WHAT YOU HAVE TO DO →
Filter this data down to the lines that hold "confort", and copy them.

DATA ENTRIES →
>> BEGIN

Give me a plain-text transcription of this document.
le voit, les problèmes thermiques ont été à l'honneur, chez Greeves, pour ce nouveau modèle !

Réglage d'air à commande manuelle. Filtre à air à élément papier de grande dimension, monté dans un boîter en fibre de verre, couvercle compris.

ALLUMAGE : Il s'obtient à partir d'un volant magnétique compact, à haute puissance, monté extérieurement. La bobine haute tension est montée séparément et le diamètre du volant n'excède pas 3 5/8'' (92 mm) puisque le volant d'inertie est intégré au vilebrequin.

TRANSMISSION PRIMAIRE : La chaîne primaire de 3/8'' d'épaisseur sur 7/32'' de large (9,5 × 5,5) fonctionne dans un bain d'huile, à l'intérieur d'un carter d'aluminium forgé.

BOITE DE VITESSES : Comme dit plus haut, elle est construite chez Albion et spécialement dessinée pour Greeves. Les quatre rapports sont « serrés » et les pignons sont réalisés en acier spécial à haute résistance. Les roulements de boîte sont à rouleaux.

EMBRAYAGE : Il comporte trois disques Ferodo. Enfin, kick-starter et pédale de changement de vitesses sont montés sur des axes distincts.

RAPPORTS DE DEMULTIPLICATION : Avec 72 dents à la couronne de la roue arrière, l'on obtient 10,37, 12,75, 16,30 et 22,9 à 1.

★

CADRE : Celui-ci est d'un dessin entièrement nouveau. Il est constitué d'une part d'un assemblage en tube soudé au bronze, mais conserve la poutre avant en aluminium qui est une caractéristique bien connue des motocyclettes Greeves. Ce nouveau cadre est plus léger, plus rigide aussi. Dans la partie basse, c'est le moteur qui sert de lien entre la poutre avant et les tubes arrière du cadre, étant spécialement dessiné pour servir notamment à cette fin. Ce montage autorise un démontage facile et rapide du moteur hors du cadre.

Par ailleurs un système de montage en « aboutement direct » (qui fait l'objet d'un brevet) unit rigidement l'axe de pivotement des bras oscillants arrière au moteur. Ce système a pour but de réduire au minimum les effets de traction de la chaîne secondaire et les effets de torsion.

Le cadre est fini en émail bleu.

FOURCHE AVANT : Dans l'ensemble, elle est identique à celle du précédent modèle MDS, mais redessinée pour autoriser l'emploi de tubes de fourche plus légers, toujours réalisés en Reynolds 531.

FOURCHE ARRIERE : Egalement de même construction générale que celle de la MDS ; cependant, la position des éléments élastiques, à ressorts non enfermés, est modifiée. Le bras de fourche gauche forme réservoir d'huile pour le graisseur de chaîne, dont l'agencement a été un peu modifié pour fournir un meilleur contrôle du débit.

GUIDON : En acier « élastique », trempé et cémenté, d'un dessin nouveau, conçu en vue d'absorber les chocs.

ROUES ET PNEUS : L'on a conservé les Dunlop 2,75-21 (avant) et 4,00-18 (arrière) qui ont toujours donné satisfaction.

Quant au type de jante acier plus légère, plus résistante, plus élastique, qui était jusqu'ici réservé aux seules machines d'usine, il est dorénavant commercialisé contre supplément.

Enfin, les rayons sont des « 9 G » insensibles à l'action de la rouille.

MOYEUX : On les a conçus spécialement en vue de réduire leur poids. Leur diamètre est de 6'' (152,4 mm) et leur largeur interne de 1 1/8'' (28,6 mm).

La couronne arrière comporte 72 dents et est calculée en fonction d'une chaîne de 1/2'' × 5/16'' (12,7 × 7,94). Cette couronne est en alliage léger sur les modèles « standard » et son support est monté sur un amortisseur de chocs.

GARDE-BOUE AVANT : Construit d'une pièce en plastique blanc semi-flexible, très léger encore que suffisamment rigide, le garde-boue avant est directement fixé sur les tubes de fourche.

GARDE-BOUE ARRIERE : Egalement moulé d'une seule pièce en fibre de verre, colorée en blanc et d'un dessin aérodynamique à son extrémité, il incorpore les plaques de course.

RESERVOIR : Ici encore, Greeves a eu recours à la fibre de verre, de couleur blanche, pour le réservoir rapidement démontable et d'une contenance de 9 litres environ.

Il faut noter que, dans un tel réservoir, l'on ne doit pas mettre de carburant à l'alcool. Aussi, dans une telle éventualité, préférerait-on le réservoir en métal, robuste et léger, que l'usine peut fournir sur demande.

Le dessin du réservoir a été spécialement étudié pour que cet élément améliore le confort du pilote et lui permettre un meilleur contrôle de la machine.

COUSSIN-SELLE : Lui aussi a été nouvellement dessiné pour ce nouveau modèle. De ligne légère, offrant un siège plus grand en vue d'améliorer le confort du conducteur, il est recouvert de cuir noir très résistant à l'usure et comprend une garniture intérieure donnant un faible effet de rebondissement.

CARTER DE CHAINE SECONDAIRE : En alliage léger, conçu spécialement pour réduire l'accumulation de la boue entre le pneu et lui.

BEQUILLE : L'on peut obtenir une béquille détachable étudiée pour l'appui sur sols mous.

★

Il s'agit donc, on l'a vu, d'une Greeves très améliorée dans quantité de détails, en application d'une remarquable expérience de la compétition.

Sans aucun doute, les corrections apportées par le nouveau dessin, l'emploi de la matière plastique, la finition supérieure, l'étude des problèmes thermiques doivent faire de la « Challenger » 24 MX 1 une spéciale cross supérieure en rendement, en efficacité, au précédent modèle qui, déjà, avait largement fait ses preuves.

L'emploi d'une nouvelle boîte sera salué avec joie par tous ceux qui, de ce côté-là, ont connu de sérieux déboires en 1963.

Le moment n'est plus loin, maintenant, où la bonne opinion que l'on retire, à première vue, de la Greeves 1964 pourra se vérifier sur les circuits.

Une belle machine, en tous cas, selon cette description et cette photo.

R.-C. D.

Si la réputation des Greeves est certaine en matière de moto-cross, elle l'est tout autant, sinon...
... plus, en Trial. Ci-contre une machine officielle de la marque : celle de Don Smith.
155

>> END

WRITTEN RESPONSE →
Le dessin du réservoir a été spécialement étudié pour que cet élément améliore le confort du pilote et lui permettre un meilleur contrôle de la machine.
COUSSIN-SELLE : Lui aussi a été nouvellement dessiné pour ce nouveau modèle. De ligne légère, offrant un siège plus grand en vue d'améliorer le confort du conducteur, il est recouvert de cuir noir très résistant à l'usure et comprend une garniture intérieure donnant un faible effet de rebondissement.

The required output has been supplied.